## Aim:
Every line of the listing must be reproduced as it stands. Leave the images behind.

##########

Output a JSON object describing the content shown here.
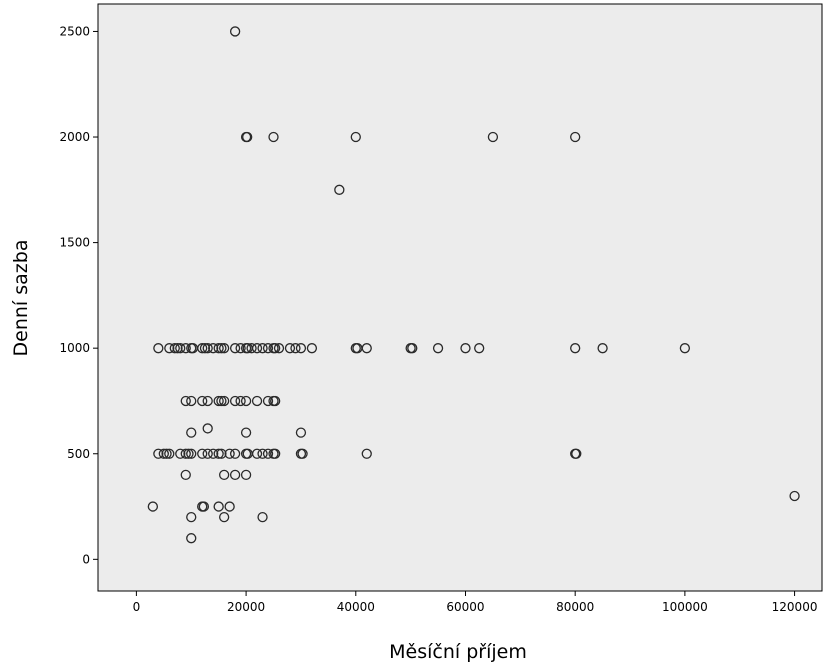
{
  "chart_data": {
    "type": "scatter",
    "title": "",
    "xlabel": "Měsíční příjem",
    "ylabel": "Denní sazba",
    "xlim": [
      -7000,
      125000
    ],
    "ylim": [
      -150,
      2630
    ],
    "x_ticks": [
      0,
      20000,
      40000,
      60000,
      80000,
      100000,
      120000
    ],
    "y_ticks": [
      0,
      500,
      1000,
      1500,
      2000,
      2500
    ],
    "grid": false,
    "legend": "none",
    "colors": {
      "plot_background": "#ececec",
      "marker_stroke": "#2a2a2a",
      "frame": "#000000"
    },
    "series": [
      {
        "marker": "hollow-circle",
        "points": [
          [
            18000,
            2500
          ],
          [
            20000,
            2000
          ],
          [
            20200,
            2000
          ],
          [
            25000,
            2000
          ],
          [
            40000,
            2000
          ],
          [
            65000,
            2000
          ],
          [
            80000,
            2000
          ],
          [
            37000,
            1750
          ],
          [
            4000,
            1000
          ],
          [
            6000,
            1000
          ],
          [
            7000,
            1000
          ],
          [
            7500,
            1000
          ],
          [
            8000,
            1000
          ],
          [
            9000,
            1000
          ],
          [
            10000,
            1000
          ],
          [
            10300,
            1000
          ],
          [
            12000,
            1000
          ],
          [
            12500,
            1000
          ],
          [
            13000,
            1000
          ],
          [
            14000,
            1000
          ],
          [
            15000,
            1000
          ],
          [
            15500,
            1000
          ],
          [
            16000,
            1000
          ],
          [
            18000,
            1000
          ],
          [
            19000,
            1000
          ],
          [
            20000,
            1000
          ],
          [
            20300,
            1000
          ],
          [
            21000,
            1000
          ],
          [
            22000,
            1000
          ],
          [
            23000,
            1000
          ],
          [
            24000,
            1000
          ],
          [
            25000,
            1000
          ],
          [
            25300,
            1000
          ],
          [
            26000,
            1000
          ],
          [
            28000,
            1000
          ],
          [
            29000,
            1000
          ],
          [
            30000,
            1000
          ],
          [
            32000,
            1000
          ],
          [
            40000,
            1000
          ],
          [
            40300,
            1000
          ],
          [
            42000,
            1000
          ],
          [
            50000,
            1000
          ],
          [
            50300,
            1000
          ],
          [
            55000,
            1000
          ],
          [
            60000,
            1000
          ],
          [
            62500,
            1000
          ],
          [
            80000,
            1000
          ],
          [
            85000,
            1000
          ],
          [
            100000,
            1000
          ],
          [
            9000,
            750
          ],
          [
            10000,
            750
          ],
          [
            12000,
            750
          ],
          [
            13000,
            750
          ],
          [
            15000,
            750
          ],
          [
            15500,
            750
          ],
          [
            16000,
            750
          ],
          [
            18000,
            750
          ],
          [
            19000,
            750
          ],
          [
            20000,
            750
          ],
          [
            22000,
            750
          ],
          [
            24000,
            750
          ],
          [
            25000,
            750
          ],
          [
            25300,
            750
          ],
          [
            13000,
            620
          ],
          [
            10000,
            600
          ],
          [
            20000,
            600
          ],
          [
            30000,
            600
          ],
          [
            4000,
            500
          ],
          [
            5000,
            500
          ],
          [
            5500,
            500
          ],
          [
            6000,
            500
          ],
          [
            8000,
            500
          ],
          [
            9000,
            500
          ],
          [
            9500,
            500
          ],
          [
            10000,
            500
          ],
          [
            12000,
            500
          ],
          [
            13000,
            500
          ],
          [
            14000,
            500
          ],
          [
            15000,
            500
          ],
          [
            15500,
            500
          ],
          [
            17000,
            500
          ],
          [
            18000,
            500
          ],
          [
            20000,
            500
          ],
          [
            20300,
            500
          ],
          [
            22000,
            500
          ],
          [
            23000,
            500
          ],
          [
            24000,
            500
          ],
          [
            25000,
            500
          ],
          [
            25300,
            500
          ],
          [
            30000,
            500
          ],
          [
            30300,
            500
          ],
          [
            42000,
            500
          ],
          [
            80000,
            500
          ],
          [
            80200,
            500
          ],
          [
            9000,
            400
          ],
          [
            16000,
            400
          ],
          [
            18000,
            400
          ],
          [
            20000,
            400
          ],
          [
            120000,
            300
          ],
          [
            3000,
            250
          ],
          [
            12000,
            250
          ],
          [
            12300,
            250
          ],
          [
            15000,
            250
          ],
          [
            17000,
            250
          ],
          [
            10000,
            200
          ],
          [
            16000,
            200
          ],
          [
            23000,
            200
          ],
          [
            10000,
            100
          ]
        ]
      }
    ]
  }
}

##########

## Reply:
Output a JSON object describing the content shown here.
{
  "chart_data": {
    "type": "scatter",
    "title": "",
    "xlabel": "Měsíční příjem",
    "ylabel": "Denní sazba",
    "xlim": [
      -7000,
      125000
    ],
    "ylim": [
      -150,
      2630
    ],
    "x_ticks": [
      0,
      20000,
      40000,
      60000,
      80000,
      100000,
      120000
    ],
    "y_ticks": [
      0,
      500,
      1000,
      1500,
      2000,
      2500
    ],
    "grid": false,
    "legend": "none",
    "colors": {
      "plot_background": "#ececec",
      "marker_stroke": "#2a2a2a",
      "frame": "#000000"
    },
    "series": [
      {
        "marker": "hollow-circle",
        "points": [
          [
            18000,
            2500
          ],
          [
            20000,
            2000
          ],
          [
            20200,
            2000
          ],
          [
            25000,
            2000
          ],
          [
            40000,
            2000
          ],
          [
            65000,
            2000
          ],
          [
            80000,
            2000
          ],
          [
            37000,
            1750
          ],
          [
            4000,
            1000
          ],
          [
            6000,
            1000
          ],
          [
            7000,
            1000
          ],
          [
            7500,
            1000
          ],
          [
            8000,
            1000
          ],
          [
            9000,
            1000
          ],
          [
            10000,
            1000
          ],
          [
            10300,
            1000
          ],
          [
            12000,
            1000
          ],
          [
            12500,
            1000
          ],
          [
            13000,
            1000
          ],
          [
            14000,
            1000
          ],
          [
            15000,
            1000
          ],
          [
            15500,
            1000
          ],
          [
            16000,
            1000
          ],
          [
            18000,
            1000
          ],
          [
            19000,
            1000
          ],
          [
            20000,
            1000
          ],
          [
            20300,
            1000
          ],
          [
            21000,
            1000
          ],
          [
            22000,
            1000
          ],
          [
            23000,
            1000
          ],
          [
            24000,
            1000
          ],
          [
            25000,
            1000
          ],
          [
            25300,
            1000
          ],
          [
            26000,
            1000
          ],
          [
            28000,
            1000
          ],
          [
            29000,
            1000
          ],
          [
            30000,
            1000
          ],
          [
            32000,
            1000
          ],
          [
            40000,
            1000
          ],
          [
            40300,
            1000
          ],
          [
            42000,
            1000
          ],
          [
            50000,
            1000
          ],
          [
            50300,
            1000
          ],
          [
            55000,
            1000
          ],
          [
            60000,
            1000
          ],
          [
            62500,
            1000
          ],
          [
            80000,
            1000
          ],
          [
            85000,
            1000
          ],
          [
            100000,
            1000
          ],
          [
            9000,
            750
          ],
          [
            10000,
            750
          ],
          [
            12000,
            750
          ],
          [
            13000,
            750
          ],
          [
            15000,
            750
          ],
          [
            15500,
            750
          ],
          [
            16000,
            750
          ],
          [
            18000,
            750
          ],
          [
            19000,
            750
          ],
          [
            20000,
            750
          ],
          [
            22000,
            750
          ],
          [
            24000,
            750
          ],
          [
            25000,
            750
          ],
          [
            25300,
            750
          ],
          [
            13000,
            620
          ],
          [
            10000,
            600
          ],
          [
            20000,
            600
          ],
          [
            30000,
            600
          ],
          [
            4000,
            500
          ],
          [
            5000,
            500
          ],
          [
            5500,
            500
          ],
          [
            6000,
            500
          ],
          [
            8000,
            500
          ],
          [
            9000,
            500
          ],
          [
            9500,
            500
          ],
          [
            10000,
            500
          ],
          [
            12000,
            500
          ],
          [
            13000,
            500
          ],
          [
            14000,
            500
          ],
          [
            15000,
            500
          ],
          [
            15500,
            500
          ],
          [
            17000,
            500
          ],
          [
            18000,
            500
          ],
          [
            20000,
            500
          ],
          [
            20300,
            500
          ],
          [
            22000,
            500
          ],
          [
            23000,
            500
          ],
          [
            24000,
            500
          ],
          [
            25000,
            500
          ],
          [
            25300,
            500
          ],
          [
            30000,
            500
          ],
          [
            30300,
            500
          ],
          [
            42000,
            500
          ],
          [
            80000,
            500
          ],
          [
            80200,
            500
          ],
          [
            9000,
            400
          ],
          [
            16000,
            400
          ],
          [
            18000,
            400
          ],
          [
            20000,
            400
          ],
          [
            120000,
            300
          ],
          [
            3000,
            250
          ],
          [
            12000,
            250
          ],
          [
            12300,
            250
          ],
          [
            15000,
            250
          ],
          [
            17000,
            250
          ],
          [
            10000,
            200
          ],
          [
            16000,
            200
          ],
          [
            23000,
            200
          ],
          [
            10000,
            100
          ]
        ]
      }
    ]
  }
}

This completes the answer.